* _Records supplied_:

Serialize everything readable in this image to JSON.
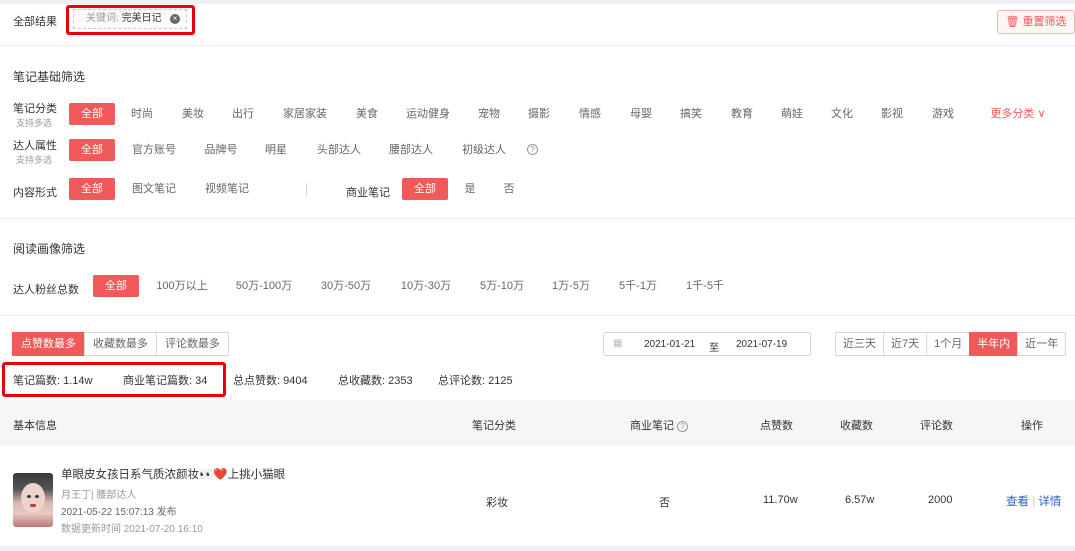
{
  "top": {
    "all_results_label": "全部结果",
    "keyword_prefix": "关键词:",
    "keyword_value": "完美日记",
    "reset_label": "重置筛选"
  },
  "basic_filter": {
    "title": "笔记基础筛选",
    "category": {
      "label": "笔记分类",
      "sub": "支持多选",
      "options": [
        "全部",
        "时尚",
        "美妆",
        "出行",
        "家居家装",
        "美食",
        "运动健身",
        "宠物",
        "摄影",
        "情感",
        "母婴",
        "搞笑",
        "教育",
        "萌娃",
        "文化",
        "影视",
        "游戏"
      ],
      "more_label": "更多分类"
    },
    "kol": {
      "label": "达人属性",
      "sub": "支持多选",
      "options": [
        "全部",
        "官方账号",
        "品牌号",
        "明星",
        "头部达人",
        "腰部达人",
        "初级达人"
      ],
      "help_icon": "question-circle-icon"
    },
    "content": {
      "label": "内容形式",
      "options": [
        "全部",
        "图文笔记",
        "视频笔记"
      ]
    },
    "commercial": {
      "label": "商业笔记",
      "options": [
        "全部",
        "是",
        "否"
      ]
    }
  },
  "audience_filter": {
    "title": "阅读画像筛选",
    "fans": {
      "label": "达人粉丝总数",
      "options": [
        "全部",
        "100万以上",
        "50万-100万",
        "30万-50万",
        "10万-30万",
        "5万-10万",
        "1万-5万",
        "5千-1万",
        "1千-5千"
      ]
    }
  },
  "sort": {
    "options": [
      "点赞数最多",
      "收藏数最多",
      "评论数最多"
    ],
    "active": "点赞数最多"
  },
  "date_range": {
    "start": "2021-01-21",
    "sep": "至",
    "end": "2021-07-19"
  },
  "quick_range": {
    "options": [
      "近三天",
      "近7天",
      "1个月",
      "半年内",
      "近一年"
    ],
    "active": "半年内"
  },
  "stats": {
    "notes": "笔记篇数: 1.14w",
    "commercial_notes": "商业笔记篇数: 34",
    "likes": "总点赞数: 9404",
    "collects": "总收藏数: 2353",
    "comments": "总评论数: 2125"
  },
  "table": {
    "headers": {
      "basic": "基本信息",
      "category": "笔记分类",
      "commercial": "商业笔记",
      "likes": "点赞数",
      "collects": "收藏数",
      "comments": "评论数",
      "action": "操作"
    },
    "rows": [
      {
        "title": "单眼皮女孩日系气质浓颜妆👀❤️上挑小猫眼",
        "author": "月王丁| 腰部达人",
        "published": "2021-05-22 15:07:13 发布",
        "updated": "数据更新时间 2021-07-20 16:10",
        "category": "彩妆",
        "commercial": "否",
        "likes": "11.70w",
        "collects": "6.57w",
        "comments": "2000",
        "view": "查看",
        "sep": "|",
        "detail": "详情"
      }
    ]
  },
  "colors": {
    "accent": "#f05a5a",
    "link": "#2a5fc9",
    "highlight_box": "#e8000b"
  }
}
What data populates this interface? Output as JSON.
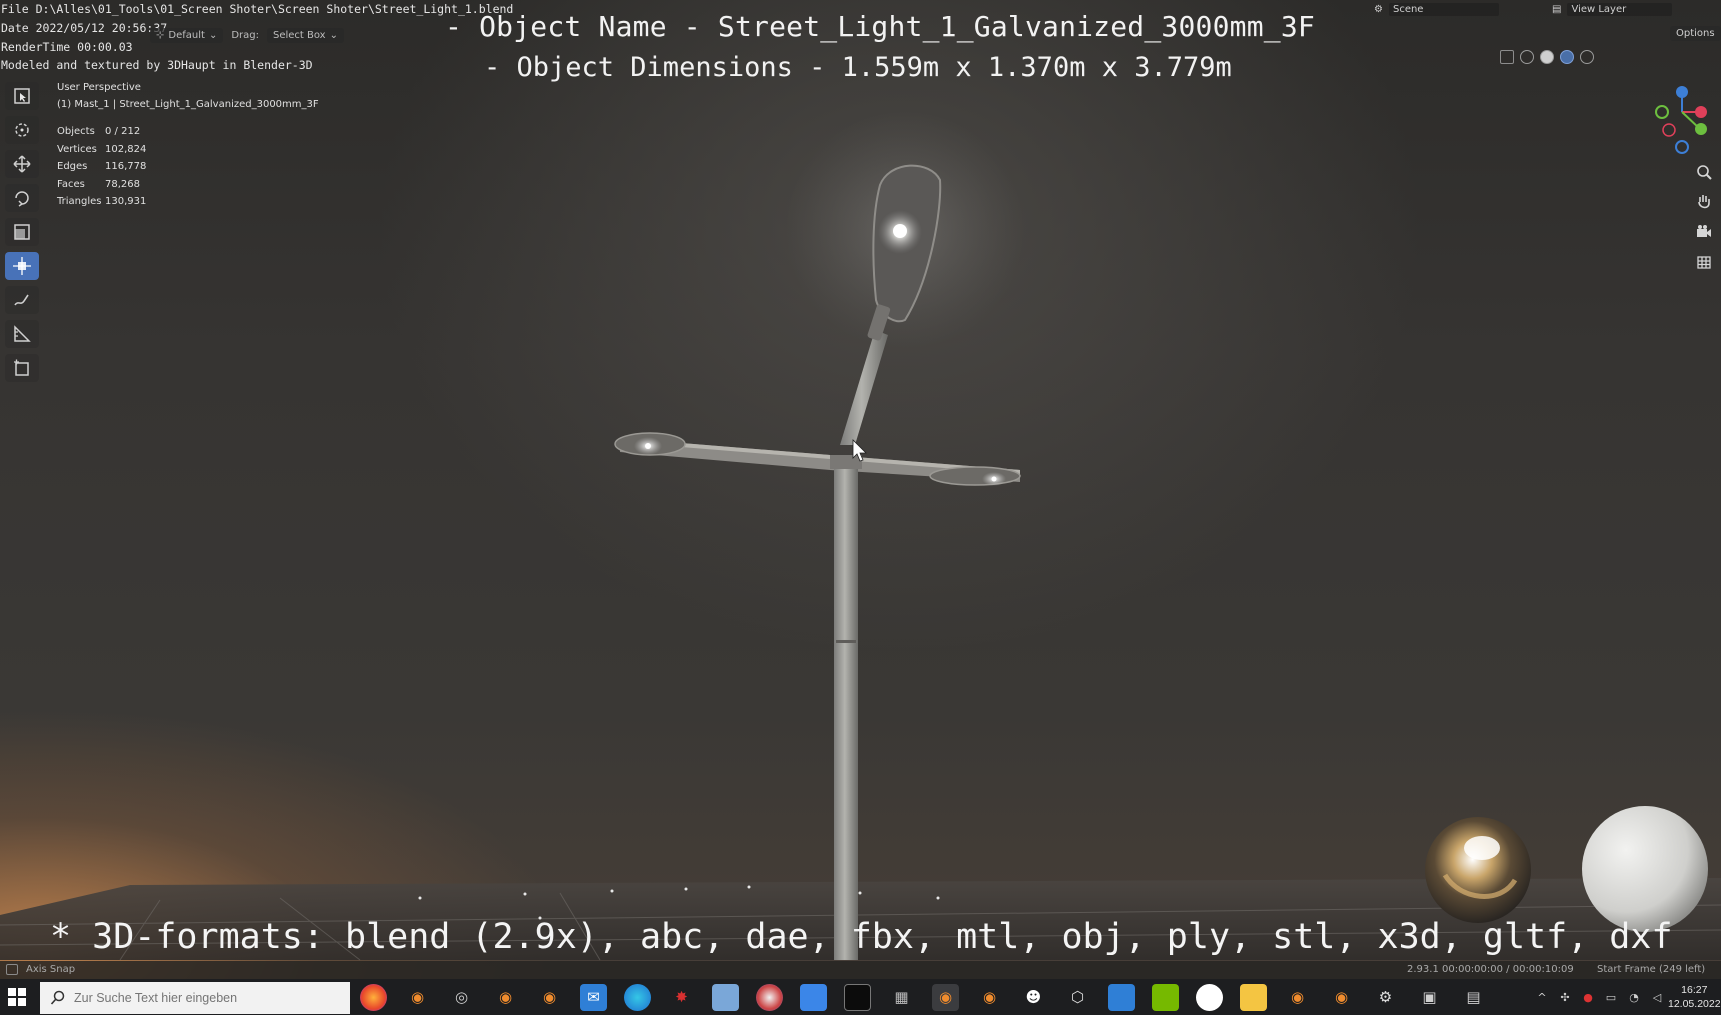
{
  "window": {
    "file_path": "File D:\\Alles\\01_Tools\\01_Screen Shoter\\Screen Shoter\\Street_Light_1.blend",
    "date": "Date 2022/05/12 20:56:37",
    "render_time": "RenderTime 00:00.03",
    "credit": "Modeled and textured by 3DHaupt in Blender-3D"
  },
  "header": {
    "orientation_label": "Default",
    "drag_label": "Drag:",
    "drag_value": "Select Box",
    "scene": "Scene",
    "view_layer": "View Layer",
    "options": "Options"
  },
  "overlay_titles": {
    "object_name": "- Object Name - Street_Light_1_Galvanized_3000mm_3F",
    "object_dimensions": "- Object Dimensions -  1.559m x 1.370m x 3.779m"
  },
  "viewport": {
    "perspective": "User Perspective",
    "active_object": "(1) Mast_1 | Street_Light_1_Galvanized_3000mm_3F",
    "stats": [
      {
        "label": "Objects",
        "value": "0 / 212"
      },
      {
        "label": "Vertices",
        "value": "102,824"
      },
      {
        "label": "Edges",
        "value": "116,778"
      },
      {
        "label": "Faces",
        "value": "78,268"
      },
      {
        "label": "Triangles",
        "value": "130,931"
      }
    ]
  },
  "gizmo": {
    "axes": [
      "X",
      "Y",
      "Z"
    ],
    "colors": {
      "x": "#e0405a",
      "y": "#6dbf3f",
      "z": "#3d7fd6"
    }
  },
  "formats_line": "* 3D-formats: blend (2.9x), abc, dae, fbx, mtl, obj, ply, stl, x3d, gltf, dxf",
  "status_bar": {
    "axis_snap": "Axis Snap",
    "version_info": "2.93.1  00:00:00:00 / 00:00:10:09",
    "start_frame": "Start Frame (249 left)"
  },
  "taskbar": {
    "search_placeholder": "Zur Suche Text hier eingeben",
    "time": "16:27",
    "date": "12.05.2022",
    "icons": [
      "firefox-icon",
      "blender-icon",
      "obs-icon",
      "blender-icon",
      "blender-icon",
      "mail-icon",
      "edge-icon",
      "red-app-icon",
      "notes-icon",
      "paint-icon",
      "store-icon",
      "terminal-icon",
      "gpu-icon",
      "blender-icon",
      "blender-icon",
      "panda-icon",
      "cube-icon",
      "calendar-icon",
      "nvidia-icon",
      "steam-icon",
      "folder-icon",
      "blender-icon",
      "blender-icon",
      "settings-icon",
      "network-icon",
      "file-icon"
    ]
  }
}
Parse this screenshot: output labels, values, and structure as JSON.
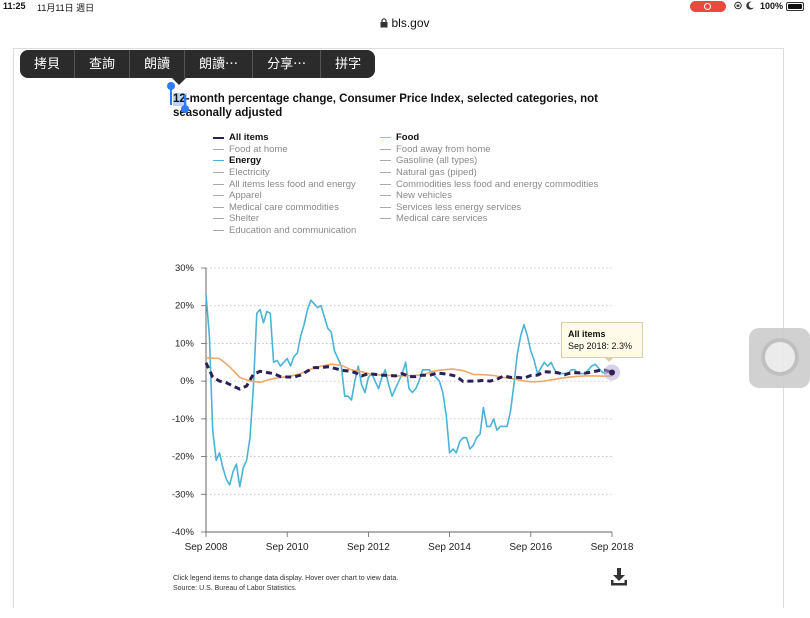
{
  "status_bar": {
    "time": "11:25",
    "date": "11月11日 週日",
    "battery": "100%"
  },
  "browser": {
    "url": "bls.gov",
    "lock_icon": "lock-icon"
  },
  "context_menu": {
    "items": [
      "拷貝",
      "查詢",
      "朗讀",
      "朗讀⋯",
      "分享⋯",
      "拼字"
    ]
  },
  "chart_title": "12-month percentage change, Consumer Price Index, selected categories, not seasonally adjusted",
  "legend": {
    "left": [
      {
        "label": "All items",
        "active": true,
        "style": "dash",
        "color": "#2d2057"
      },
      {
        "label": "Food at home",
        "active": false,
        "color": "#aaaaaa"
      },
      {
        "label": "Energy",
        "active": true,
        "color": "#4bb3d6"
      },
      {
        "label": "Electricity",
        "active": false,
        "color": "#aaaaaa"
      },
      {
        "label": "All items less food and energy",
        "active": false,
        "color": "#aaaaaa"
      },
      {
        "label": "Apparel",
        "active": false,
        "color": "#aaaaaa"
      },
      {
        "label": "Medical care commodities",
        "active": false,
        "color": "#aaaaaa"
      },
      {
        "label": "Shelter",
        "active": false,
        "color": "#aaaaaa"
      },
      {
        "label": "Education and communication",
        "active": false,
        "color": "#aaaaaa"
      }
    ],
    "right": [
      {
        "label": "Food",
        "active": true,
        "color": "#f0a868"
      },
      {
        "label": "Food away from home",
        "active": false,
        "color": "#aaaaaa"
      },
      {
        "label": "Gasoline (all types)",
        "active": false,
        "color": "#aaaaaa"
      },
      {
        "label": "Natural gas (piped)",
        "active": false,
        "color": "#aaaaaa"
      },
      {
        "label": "Commodities less food and energy commodities",
        "active": false,
        "color": "#aaaaaa"
      },
      {
        "label": "New vehicles",
        "active": false,
        "color": "#aaaaaa"
      },
      {
        "label": "Services less energy services",
        "active": false,
        "color": "#aaaaaa"
      },
      {
        "label": "Medical care services",
        "active": false,
        "color": "#aaaaaa"
      }
    ]
  },
  "tooltip": {
    "title": "All items",
    "text": "Sep 2018: 2.3%"
  },
  "footnote": {
    "line1": "Click legend items to change data display. Hover over chart to view data.",
    "line2": "Source: U.S. Bureau of Labor Statistics."
  },
  "icons": {
    "download": "download-icon",
    "assistive_touch": "assistive-touch-icon"
  },
  "chart_data": {
    "type": "line",
    "ylim": [
      -40,
      30
    ],
    "y_ticks": [
      30,
      20,
      10,
      0,
      -10,
      -20,
      -30,
      -40
    ],
    "y_tick_labels": [
      "30%",
      "20%",
      "10%",
      "0%",
      "-10%",
      "-20%",
      "-30%",
      "-40%"
    ],
    "xlim": [
      2008.667,
      2018.667
    ],
    "x_ticks": [
      2008.667,
      2010.667,
      2012.667,
      2014.667,
      2016.667,
      2018.667
    ],
    "x_tick_labels": [
      "Sep 2008",
      "Sep 2010",
      "Sep 2012",
      "Sep 2014",
      "Sep 2016",
      "Sep 2018"
    ],
    "grid": "horizontal dotted",
    "series": [
      {
        "name": "Energy",
        "color": "#4bb3d6",
        "style": "solid",
        "x": [
          2008.667,
          2008.75,
          2008.833,
          2008.917,
          2009.0,
          2009.083,
          2009.167,
          2009.25,
          2009.333,
          2009.417,
          2009.5,
          2009.583,
          2009.667,
          2009.75,
          2009.833,
          2009.917,
          2010.0,
          2010.083,
          2010.167,
          2010.25,
          2010.333,
          2010.417,
          2010.5,
          2010.583,
          2010.667,
          2010.75,
          2010.833,
          2010.917,
          2011.0,
          2011.083,
          2011.167,
          2011.25,
          2011.333,
          2011.417,
          2011.5,
          2011.583,
          2011.667,
          2011.75,
          2011.833,
          2011.917,
          2012.0,
          2012.083,
          2012.167,
          2012.25,
          2012.333,
          2012.417,
          2012.5,
          2012.583,
          2012.667,
          2012.75,
          2012.833,
          2012.917,
          2013.0,
          2013.083,
          2013.167,
          2013.25,
          2013.333,
          2013.417,
          2013.5,
          2013.583,
          2013.667,
          2013.75,
          2013.833,
          2013.917,
          2014.0,
          2014.083,
          2014.167,
          2014.25,
          2014.333,
          2014.417,
          2014.5,
          2014.583,
          2014.667,
          2014.75,
          2014.833,
          2014.917,
          2015.0,
          2015.083,
          2015.167,
          2015.25,
          2015.333,
          2015.417,
          2015.5,
          2015.583,
          2015.667,
          2015.75,
          2015.833,
          2015.917,
          2016.0,
          2016.083,
          2016.167,
          2016.25,
          2016.333,
          2016.417,
          2016.5,
          2016.583,
          2016.667,
          2016.75,
          2016.833,
          2016.917,
          2017.0,
          2017.083,
          2017.167,
          2017.25,
          2017.333,
          2017.417,
          2017.5,
          2017.583,
          2017.667,
          2017.75,
          2017.833,
          2017.917,
          2018.0,
          2018.083,
          2018.167,
          2018.25,
          2018.333,
          2018.417,
          2018.5,
          2018.583,
          2018.667
        ],
        "y": [
          23.0,
          12.0,
          -13.0,
          -21.0,
          -19.0,
          -23.0,
          -26.0,
          -27.5,
          -24.0,
          -22.0,
          -28.0,
          -23.0,
          -21.0,
          -15.0,
          -2.0,
          18.0,
          19.0,
          15.5,
          18.5,
          18.0,
          5.0,
          5.5,
          4.0,
          5.0,
          6.0,
          4.0,
          6.5,
          7.5,
          12.0,
          15.0,
          19.0,
          21.5,
          20.5,
          19.5,
          20.0,
          17.0,
          14.0,
          13.0,
          8.0,
          6.0,
          4.0,
          -4.0,
          -4.0,
          -5.0,
          0.0,
          4.0,
          -1.0,
          -3.0,
          1.0,
          2.0,
          0.0,
          -2.0,
          1.0,
          3.0,
          -1.0,
          -4.0,
          -2.0,
          0.0,
          2.0,
          5.0,
          -2.0,
          -3.0,
          -2.0,
          0.0,
          3.0,
          3.0,
          3.0,
          2.0,
          1.0,
          0.0,
          -3.0,
          -9.0,
          -19.0,
          -18.0,
          -19.0,
          -16.0,
          -15.0,
          -15.0,
          -18.0,
          -17.0,
          -15.0,
          -14.0,
          -7.0,
          -12.0,
          -12.0,
          -10.0,
          -13.0,
          -12.0,
          -12.0,
          -12.0,
          -8.0,
          -1.0,
          7.0,
          12.0,
          15.0,
          12.0,
          8.0,
          5.5,
          2.0,
          3.5,
          5.0,
          4.0,
          5.0,
          3.0,
          2.0,
          2.0,
          2.0,
          2.0,
          3.0,
          3.0,
          2.0,
          2.0,
          2.0,
          3.0,
          4.0,
          4.5,
          3.5,
          2.5,
          2.0,
          2.5,
          2.5
        ]
      },
      {
        "name": "Food",
        "color": "#f0a868",
        "style": "solid",
        "x": [
          2008.667,
          2009.0,
          2009.25,
          2009.5,
          2009.75,
          2010.0,
          2010.25,
          2010.5,
          2010.75,
          2011.0,
          2011.25,
          2011.5,
          2011.75,
          2012.0,
          2012.25,
          2012.5,
          2012.75,
          2013.0,
          2013.25,
          2013.5,
          2013.75,
          2014.0,
          2014.25,
          2014.5,
          2014.75,
          2015.0,
          2015.25,
          2015.5,
          2015.75,
          2016.0,
          2016.25,
          2016.5,
          2016.75,
          2017.0,
          2017.25,
          2017.5,
          2017.75,
          2018.0,
          2018.25,
          2018.5,
          2018.667
        ],
        "y": [
          6.2,
          6.0,
          3.8,
          1.0,
          0.0,
          -0.3,
          0.5,
          1.0,
          1.3,
          2.0,
          3.2,
          4.0,
          4.5,
          4.2,
          3.0,
          2.5,
          1.8,
          1.6,
          1.5,
          1.4,
          1.5,
          1.6,
          2.6,
          3.0,
          3.2,
          2.8,
          1.8,
          1.7,
          1.5,
          1.0,
          0.6,
          0.0,
          -0.2,
          0.0,
          0.5,
          0.9,
          1.2,
          1.4,
          1.4,
          1.3,
          1.4
        ]
      },
      {
        "name": "All items",
        "color": "#2d2057",
        "style": "dash",
        "x": [
          2008.667,
          2008.833,
          2009.0,
          2009.167,
          2009.333,
          2009.5,
          2009.667,
          2009.833,
          2010.0,
          2010.167,
          2010.333,
          2010.5,
          2010.667,
          2010.833,
          2011.0,
          2011.167,
          2011.333,
          2011.5,
          2011.667,
          2011.833,
          2012.0,
          2012.167,
          2012.333,
          2012.5,
          2012.667,
          2012.833,
          2013.0,
          2013.167,
          2013.333,
          2013.5,
          2013.667,
          2013.833,
          2014.0,
          2014.167,
          2014.333,
          2014.5,
          2014.667,
          2014.833,
          2015.0,
          2015.167,
          2015.333,
          2015.5,
          2015.667,
          2015.833,
          2016.0,
          2016.167,
          2016.333,
          2016.5,
          2016.667,
          2016.833,
          2017.0,
          2017.167,
          2017.333,
          2017.5,
          2017.667,
          2017.833,
          2018.0,
          2018.167,
          2018.333,
          2018.5,
          2018.667
        ],
        "y": [
          4.9,
          1.1,
          0.0,
          -0.4,
          -1.3,
          -2.1,
          -1.3,
          1.8,
          2.6,
          2.3,
          2.0,
          1.2,
          1.1,
          1.1,
          1.6,
          2.7,
          3.6,
          3.6,
          3.8,
          3.4,
          2.9,
          2.7,
          2.3,
          1.4,
          2.0,
          1.8,
          1.6,
          1.5,
          1.4,
          2.0,
          1.2,
          1.2,
          1.6,
          1.5,
          2.1,
          2.0,
          1.7,
          1.3,
          -0.1,
          0.0,
          0.0,
          0.2,
          0.0,
          0.5,
          1.4,
          1.0,
          1.0,
          0.8,
          1.5,
          1.6,
          2.5,
          2.4,
          2.2,
          1.7,
          2.2,
          2.2,
          2.1,
          2.4,
          2.8,
          2.9,
          2.3
        ]
      }
    ]
  }
}
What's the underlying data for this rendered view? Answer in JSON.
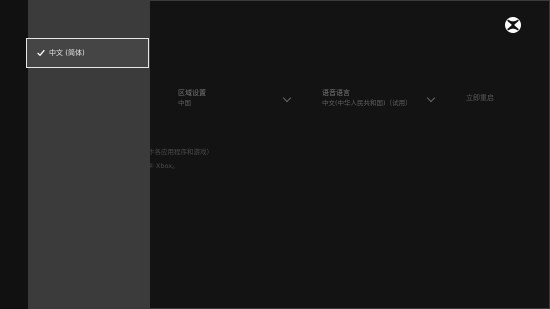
{
  "settings": {
    "region": {
      "label": "区域设置",
      "value": "中国"
    },
    "language": {
      "label": "语音语言",
      "value": "中文(中华人民共和国)（试用）"
    },
    "restart_label": "立即重启"
  },
  "info": {
    "line1": "卞各应用程序和游戏）",
    "line2": "② Xbox。"
  },
  "dropdown": {
    "options": [
      {
        "label": "中文 (简体)",
        "selected": true,
        "icon": "check-icon"
      }
    ]
  },
  "icons": {
    "logo": "xbox-logo-icon"
  },
  "colors": {
    "background": "#111111",
    "panel": "#3b3b3b",
    "focus_border": "#e6e6e6",
    "logo": "#ffffff"
  }
}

* _Given task_:
From the listing above, pick out each line where the word "less" appears.

* _Exercise answer_:
        "label": "All items less food and energy",
        "label": "Commodities less food and energy commodities",
        "label": "Services less energy services",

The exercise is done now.